■ Exercise
Copy out every line that contains the word "JSON".

§

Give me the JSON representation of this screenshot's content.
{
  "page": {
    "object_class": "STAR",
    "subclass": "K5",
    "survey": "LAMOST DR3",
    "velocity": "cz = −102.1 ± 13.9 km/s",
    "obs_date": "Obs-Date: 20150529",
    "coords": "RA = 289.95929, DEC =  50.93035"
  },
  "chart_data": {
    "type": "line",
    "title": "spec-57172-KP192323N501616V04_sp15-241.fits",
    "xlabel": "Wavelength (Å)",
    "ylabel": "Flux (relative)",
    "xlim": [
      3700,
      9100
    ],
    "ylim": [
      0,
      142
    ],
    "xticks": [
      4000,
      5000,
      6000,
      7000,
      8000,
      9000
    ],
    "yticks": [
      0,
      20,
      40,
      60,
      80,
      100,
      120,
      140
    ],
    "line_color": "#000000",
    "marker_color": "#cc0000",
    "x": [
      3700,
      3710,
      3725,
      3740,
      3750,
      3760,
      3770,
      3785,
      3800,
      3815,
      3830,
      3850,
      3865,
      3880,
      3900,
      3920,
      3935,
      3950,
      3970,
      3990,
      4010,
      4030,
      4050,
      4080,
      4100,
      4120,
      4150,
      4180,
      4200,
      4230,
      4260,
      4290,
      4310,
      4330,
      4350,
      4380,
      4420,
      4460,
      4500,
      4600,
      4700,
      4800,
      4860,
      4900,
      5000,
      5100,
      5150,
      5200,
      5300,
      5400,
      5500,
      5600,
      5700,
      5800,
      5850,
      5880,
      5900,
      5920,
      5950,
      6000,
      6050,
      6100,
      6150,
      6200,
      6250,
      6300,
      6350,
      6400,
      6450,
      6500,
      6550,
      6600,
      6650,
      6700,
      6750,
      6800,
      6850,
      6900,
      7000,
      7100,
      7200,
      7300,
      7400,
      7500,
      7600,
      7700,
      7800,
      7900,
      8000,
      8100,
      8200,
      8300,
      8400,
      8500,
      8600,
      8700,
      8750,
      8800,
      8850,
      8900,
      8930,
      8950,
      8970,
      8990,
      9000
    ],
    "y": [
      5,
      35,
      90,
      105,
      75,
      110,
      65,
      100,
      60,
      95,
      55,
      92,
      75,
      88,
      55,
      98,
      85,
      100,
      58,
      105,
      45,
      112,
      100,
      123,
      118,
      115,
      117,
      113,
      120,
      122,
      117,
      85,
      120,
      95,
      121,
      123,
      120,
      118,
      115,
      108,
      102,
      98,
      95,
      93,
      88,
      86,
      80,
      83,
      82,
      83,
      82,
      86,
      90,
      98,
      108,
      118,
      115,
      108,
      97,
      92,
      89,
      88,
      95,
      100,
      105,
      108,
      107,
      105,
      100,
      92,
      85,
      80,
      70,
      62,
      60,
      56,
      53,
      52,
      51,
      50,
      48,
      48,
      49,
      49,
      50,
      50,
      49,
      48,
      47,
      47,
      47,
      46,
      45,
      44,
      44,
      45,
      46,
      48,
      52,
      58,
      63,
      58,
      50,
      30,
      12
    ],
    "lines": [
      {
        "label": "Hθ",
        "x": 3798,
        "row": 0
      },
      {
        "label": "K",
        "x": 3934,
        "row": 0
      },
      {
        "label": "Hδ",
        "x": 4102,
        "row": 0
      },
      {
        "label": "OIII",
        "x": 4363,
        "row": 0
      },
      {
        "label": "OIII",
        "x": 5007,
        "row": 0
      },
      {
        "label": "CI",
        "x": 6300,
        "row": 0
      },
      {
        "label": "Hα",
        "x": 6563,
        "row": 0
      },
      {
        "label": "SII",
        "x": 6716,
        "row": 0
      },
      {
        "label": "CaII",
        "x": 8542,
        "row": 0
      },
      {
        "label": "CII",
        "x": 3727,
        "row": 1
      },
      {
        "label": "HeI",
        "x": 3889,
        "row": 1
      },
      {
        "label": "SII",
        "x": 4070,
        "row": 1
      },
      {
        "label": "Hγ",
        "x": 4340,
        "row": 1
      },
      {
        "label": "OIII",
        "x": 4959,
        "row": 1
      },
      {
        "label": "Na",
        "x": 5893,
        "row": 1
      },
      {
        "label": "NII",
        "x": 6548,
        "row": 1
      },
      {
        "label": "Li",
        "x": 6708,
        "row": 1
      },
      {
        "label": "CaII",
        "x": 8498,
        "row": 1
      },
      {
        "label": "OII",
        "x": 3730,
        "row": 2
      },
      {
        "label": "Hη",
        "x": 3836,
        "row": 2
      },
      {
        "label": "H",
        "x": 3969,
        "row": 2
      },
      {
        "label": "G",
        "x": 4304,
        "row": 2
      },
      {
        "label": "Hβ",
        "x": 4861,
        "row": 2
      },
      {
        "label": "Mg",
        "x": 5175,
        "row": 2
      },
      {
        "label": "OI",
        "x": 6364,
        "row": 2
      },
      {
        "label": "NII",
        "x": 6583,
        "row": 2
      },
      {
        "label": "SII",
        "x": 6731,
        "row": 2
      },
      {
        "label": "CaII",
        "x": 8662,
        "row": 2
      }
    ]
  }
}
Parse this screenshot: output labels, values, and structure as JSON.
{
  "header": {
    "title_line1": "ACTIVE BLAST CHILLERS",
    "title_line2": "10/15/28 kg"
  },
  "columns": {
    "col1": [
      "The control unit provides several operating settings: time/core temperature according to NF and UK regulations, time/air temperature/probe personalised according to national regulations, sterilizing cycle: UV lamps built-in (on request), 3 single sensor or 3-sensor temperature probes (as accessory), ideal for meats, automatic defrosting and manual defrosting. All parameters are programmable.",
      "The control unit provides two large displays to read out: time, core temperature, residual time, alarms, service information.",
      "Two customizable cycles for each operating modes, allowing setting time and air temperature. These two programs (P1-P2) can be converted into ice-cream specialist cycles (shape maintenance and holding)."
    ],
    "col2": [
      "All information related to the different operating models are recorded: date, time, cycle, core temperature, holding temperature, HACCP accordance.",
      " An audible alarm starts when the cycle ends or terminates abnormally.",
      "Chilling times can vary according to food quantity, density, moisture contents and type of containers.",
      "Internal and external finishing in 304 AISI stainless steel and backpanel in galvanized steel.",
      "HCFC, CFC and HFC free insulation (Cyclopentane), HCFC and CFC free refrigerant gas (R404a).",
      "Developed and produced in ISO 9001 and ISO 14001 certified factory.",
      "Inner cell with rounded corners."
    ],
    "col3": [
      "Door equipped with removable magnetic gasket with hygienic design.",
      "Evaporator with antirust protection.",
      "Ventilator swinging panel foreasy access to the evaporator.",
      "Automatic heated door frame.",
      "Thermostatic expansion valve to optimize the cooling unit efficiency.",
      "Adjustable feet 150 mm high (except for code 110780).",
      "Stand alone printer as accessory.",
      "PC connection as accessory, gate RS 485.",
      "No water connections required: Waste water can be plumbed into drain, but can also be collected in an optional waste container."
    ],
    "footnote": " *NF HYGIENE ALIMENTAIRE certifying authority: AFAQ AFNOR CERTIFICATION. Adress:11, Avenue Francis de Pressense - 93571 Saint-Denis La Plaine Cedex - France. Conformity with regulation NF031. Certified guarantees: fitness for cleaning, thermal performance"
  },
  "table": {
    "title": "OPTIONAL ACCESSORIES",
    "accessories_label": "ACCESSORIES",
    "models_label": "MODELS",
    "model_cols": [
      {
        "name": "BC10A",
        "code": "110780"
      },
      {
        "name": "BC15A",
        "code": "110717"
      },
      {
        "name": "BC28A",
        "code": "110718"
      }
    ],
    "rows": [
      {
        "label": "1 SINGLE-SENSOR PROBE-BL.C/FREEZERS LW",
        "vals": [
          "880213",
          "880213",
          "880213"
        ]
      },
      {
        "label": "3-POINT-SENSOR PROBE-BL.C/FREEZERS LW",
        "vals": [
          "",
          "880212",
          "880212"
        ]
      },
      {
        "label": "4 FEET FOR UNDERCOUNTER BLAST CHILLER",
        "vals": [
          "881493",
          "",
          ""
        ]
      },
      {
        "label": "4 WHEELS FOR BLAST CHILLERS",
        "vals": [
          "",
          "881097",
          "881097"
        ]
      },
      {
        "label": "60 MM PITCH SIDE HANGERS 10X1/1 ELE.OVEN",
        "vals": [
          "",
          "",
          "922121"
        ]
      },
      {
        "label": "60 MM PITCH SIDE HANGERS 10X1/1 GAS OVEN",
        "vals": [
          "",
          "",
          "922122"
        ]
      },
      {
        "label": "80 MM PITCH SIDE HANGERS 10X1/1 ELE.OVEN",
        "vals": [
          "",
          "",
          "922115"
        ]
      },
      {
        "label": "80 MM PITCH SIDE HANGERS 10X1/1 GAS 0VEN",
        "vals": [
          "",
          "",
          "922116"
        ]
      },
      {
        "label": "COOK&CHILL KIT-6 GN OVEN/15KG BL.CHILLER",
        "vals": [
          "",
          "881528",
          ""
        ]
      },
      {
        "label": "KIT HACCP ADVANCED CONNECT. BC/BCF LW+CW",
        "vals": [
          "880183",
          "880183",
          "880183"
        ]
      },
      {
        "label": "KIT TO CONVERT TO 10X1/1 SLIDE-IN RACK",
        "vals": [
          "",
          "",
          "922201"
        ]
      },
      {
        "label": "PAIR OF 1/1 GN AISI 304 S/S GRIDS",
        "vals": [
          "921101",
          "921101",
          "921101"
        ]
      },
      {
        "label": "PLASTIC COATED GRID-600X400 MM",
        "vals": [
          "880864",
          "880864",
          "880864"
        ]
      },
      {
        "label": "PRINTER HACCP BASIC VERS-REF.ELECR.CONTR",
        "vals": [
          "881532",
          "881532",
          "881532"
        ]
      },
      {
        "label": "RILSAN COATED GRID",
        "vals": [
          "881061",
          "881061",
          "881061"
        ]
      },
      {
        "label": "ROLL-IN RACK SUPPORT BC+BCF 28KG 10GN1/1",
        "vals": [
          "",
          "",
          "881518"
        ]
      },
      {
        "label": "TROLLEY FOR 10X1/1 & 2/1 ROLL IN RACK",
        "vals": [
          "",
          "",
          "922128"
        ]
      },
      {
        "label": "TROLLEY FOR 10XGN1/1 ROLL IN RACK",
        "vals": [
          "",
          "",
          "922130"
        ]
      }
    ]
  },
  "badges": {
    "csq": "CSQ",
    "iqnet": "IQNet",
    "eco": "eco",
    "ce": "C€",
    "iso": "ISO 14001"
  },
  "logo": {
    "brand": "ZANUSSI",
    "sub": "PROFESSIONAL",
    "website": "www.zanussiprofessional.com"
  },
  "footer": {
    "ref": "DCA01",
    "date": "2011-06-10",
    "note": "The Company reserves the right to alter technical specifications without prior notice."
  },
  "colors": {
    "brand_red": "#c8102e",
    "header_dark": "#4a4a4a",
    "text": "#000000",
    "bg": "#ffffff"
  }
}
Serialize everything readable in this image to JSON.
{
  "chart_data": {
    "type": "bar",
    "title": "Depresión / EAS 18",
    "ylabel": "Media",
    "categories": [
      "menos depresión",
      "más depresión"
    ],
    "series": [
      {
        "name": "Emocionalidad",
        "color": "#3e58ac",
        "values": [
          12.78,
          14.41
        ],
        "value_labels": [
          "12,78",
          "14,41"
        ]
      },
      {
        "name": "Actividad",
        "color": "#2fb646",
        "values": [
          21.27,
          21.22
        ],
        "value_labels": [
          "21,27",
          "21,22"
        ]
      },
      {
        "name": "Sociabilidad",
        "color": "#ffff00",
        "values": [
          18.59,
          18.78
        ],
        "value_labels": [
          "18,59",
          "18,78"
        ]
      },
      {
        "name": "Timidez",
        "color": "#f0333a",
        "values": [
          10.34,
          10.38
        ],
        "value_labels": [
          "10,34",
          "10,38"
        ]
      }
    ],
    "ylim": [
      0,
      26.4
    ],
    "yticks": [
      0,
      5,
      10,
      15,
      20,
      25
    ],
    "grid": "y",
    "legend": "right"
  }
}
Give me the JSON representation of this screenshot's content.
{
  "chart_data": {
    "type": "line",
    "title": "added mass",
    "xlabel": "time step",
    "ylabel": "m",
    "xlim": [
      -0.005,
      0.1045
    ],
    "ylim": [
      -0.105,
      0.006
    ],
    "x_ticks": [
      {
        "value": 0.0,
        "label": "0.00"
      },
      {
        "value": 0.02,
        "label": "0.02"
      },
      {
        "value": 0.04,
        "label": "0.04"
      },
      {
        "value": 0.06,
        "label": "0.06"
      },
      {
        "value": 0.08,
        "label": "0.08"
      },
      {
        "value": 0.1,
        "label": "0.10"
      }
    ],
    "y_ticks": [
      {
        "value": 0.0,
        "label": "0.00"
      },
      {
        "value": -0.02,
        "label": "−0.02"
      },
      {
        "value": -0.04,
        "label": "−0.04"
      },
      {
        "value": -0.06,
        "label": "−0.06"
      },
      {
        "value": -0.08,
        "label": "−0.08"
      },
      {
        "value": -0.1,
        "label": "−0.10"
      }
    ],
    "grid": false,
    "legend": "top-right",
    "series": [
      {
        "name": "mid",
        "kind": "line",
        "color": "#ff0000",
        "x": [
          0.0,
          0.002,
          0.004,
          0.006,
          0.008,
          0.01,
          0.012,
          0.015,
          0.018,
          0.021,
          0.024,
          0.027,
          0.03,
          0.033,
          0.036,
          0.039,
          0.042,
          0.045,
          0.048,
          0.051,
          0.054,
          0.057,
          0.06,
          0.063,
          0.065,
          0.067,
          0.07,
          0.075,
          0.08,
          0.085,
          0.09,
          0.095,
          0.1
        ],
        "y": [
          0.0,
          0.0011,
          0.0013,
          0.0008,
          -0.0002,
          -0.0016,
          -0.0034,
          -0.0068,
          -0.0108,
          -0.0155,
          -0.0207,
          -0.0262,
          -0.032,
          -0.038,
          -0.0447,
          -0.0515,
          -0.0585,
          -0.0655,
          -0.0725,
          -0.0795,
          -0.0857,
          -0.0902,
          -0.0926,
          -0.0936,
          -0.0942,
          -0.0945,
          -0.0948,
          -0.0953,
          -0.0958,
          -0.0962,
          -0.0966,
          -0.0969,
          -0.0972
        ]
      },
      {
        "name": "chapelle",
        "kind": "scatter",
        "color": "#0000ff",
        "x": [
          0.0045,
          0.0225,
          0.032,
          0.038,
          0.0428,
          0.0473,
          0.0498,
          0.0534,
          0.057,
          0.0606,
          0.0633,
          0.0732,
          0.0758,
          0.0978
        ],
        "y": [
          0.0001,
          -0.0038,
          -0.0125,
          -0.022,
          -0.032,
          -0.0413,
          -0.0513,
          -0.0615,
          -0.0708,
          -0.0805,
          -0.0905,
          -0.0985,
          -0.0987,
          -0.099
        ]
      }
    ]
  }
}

§

■ The output
Give me the JSON representation of this screenshot's content.
Parse this screenshot: output labels, values, and structure as JSON.
Serialize everything readable in this image to JSON.
Give me the JSON representation of this screenshot's content.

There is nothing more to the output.